- _TASK OBJECTIVE_
Search the entries below. Return every line that has "JSON" in it.

- _DATASET EXTRACT_
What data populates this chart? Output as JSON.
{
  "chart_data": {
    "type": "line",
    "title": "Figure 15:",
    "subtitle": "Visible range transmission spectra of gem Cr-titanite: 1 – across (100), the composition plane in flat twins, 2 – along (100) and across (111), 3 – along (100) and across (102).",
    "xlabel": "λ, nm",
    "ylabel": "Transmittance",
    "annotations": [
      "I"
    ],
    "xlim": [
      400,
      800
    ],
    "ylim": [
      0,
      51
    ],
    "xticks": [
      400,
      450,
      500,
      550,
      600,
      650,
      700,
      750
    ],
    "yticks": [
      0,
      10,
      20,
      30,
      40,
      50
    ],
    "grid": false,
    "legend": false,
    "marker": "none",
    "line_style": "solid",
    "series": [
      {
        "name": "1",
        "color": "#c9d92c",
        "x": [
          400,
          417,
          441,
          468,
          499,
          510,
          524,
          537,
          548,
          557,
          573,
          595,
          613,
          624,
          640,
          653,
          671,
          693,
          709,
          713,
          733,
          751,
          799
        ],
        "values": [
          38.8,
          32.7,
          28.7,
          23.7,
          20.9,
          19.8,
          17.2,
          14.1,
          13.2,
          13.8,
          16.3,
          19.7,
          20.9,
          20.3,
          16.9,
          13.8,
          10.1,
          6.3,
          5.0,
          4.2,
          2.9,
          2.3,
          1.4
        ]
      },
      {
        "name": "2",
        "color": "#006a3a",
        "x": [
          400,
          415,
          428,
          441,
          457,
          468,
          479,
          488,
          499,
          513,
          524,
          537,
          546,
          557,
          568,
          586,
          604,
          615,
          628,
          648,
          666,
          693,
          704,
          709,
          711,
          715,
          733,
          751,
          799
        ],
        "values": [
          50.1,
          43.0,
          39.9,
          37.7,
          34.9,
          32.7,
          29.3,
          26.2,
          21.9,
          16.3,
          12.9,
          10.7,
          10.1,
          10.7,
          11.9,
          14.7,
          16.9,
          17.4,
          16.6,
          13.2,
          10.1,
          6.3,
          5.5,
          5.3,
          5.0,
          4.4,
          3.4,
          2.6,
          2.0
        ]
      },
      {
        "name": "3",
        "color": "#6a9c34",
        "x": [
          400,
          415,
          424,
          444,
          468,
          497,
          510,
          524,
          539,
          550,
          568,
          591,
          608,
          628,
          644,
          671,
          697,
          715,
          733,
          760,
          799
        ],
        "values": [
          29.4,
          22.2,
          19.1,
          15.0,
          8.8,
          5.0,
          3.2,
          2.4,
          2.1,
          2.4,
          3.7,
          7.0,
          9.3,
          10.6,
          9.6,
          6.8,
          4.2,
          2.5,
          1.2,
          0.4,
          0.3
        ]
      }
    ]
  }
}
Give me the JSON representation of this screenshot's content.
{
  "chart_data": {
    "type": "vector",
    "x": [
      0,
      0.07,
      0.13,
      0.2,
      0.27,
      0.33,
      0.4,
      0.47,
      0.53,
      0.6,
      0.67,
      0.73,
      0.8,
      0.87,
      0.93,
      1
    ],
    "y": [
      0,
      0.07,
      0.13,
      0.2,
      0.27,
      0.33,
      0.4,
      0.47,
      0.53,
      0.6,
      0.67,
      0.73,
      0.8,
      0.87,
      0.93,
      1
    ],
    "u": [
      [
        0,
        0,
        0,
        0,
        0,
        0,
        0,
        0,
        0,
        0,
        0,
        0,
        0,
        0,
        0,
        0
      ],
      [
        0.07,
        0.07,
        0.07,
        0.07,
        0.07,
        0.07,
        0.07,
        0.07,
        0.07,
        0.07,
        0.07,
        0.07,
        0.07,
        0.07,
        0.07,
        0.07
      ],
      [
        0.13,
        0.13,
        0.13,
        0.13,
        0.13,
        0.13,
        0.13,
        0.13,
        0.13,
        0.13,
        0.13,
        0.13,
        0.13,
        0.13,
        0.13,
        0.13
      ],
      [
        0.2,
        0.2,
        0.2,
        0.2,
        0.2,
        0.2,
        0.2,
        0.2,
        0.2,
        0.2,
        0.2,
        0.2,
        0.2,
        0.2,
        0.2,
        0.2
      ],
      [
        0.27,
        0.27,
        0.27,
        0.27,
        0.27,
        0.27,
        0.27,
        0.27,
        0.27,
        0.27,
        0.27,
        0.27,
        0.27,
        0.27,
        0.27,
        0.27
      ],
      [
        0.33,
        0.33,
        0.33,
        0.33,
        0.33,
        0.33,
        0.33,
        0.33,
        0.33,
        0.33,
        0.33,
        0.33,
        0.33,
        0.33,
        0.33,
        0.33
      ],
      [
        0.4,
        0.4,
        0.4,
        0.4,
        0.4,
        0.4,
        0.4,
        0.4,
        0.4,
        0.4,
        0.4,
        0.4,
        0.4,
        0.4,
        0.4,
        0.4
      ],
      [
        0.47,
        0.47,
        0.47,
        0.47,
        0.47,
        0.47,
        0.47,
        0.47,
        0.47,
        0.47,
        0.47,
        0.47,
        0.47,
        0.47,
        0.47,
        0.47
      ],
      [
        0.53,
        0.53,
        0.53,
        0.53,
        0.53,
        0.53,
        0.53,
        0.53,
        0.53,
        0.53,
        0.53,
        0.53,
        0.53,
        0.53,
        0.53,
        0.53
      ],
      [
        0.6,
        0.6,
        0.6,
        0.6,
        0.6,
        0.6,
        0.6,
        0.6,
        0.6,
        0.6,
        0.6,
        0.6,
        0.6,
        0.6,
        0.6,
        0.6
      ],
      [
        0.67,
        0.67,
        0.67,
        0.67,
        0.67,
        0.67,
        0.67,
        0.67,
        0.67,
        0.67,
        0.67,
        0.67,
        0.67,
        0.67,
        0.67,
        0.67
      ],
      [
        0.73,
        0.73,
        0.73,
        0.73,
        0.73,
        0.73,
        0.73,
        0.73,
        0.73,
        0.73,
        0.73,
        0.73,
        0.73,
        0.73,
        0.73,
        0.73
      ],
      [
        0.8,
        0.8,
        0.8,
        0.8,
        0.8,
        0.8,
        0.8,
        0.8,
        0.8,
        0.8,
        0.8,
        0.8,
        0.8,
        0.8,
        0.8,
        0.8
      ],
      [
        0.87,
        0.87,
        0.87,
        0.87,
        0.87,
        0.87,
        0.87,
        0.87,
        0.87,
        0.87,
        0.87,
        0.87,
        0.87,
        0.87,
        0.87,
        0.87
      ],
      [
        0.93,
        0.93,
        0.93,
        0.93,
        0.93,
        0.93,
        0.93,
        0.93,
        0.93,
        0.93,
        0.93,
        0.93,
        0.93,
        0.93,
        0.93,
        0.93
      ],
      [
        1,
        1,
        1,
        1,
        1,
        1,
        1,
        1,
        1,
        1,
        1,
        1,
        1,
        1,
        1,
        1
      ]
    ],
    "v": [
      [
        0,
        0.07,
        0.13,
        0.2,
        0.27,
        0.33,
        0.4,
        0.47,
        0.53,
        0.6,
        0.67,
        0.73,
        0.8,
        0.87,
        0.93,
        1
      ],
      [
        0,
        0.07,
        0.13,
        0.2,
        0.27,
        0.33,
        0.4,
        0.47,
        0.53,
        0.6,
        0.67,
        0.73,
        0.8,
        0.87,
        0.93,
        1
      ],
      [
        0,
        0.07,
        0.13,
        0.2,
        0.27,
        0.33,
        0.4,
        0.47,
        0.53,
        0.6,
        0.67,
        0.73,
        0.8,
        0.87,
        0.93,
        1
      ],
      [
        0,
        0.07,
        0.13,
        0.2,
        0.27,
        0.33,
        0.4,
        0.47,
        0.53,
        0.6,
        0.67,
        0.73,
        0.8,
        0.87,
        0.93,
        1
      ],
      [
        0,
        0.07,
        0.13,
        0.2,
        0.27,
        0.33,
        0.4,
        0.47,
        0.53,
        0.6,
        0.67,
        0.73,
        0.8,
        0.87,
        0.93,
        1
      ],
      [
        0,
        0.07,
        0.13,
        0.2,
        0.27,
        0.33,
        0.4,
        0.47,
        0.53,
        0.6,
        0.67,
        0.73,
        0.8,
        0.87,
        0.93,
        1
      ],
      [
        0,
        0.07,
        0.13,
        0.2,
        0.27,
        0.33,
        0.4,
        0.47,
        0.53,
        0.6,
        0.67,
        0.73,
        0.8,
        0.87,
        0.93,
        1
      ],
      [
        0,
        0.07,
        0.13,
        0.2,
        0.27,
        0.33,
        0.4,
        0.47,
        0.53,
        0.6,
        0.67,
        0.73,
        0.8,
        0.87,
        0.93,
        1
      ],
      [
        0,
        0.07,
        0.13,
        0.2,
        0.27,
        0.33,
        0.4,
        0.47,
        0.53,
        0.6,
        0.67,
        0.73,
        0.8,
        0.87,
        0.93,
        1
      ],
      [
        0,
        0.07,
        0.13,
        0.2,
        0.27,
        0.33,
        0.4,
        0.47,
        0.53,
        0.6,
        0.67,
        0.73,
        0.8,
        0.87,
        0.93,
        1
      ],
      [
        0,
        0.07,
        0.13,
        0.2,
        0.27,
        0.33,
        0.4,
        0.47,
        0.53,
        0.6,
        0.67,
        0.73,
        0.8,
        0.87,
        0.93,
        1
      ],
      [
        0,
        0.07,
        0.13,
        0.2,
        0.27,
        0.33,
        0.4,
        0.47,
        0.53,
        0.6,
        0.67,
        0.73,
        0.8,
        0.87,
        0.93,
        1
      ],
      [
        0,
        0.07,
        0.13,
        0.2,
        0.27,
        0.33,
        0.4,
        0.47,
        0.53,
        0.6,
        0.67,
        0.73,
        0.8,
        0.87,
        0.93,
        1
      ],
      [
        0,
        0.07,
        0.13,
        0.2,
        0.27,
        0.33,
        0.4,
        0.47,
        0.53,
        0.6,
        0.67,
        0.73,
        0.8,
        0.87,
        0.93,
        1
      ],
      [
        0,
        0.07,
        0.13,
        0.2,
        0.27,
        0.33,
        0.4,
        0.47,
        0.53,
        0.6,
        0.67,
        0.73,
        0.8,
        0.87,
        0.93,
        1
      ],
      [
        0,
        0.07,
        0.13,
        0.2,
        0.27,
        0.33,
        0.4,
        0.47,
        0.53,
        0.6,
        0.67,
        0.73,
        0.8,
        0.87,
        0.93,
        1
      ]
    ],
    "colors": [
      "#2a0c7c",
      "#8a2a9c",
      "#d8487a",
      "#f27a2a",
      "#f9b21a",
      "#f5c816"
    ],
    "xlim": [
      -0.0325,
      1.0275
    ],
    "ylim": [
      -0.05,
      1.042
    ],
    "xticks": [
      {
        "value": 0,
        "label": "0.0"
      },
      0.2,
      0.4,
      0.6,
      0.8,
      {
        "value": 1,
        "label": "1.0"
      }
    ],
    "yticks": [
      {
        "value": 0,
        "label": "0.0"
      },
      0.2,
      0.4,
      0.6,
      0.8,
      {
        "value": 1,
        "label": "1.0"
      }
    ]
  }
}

- _THE RESULT_
What data populates this chart? Output as JSON.
Give me the JSON representation of this screenshot's content.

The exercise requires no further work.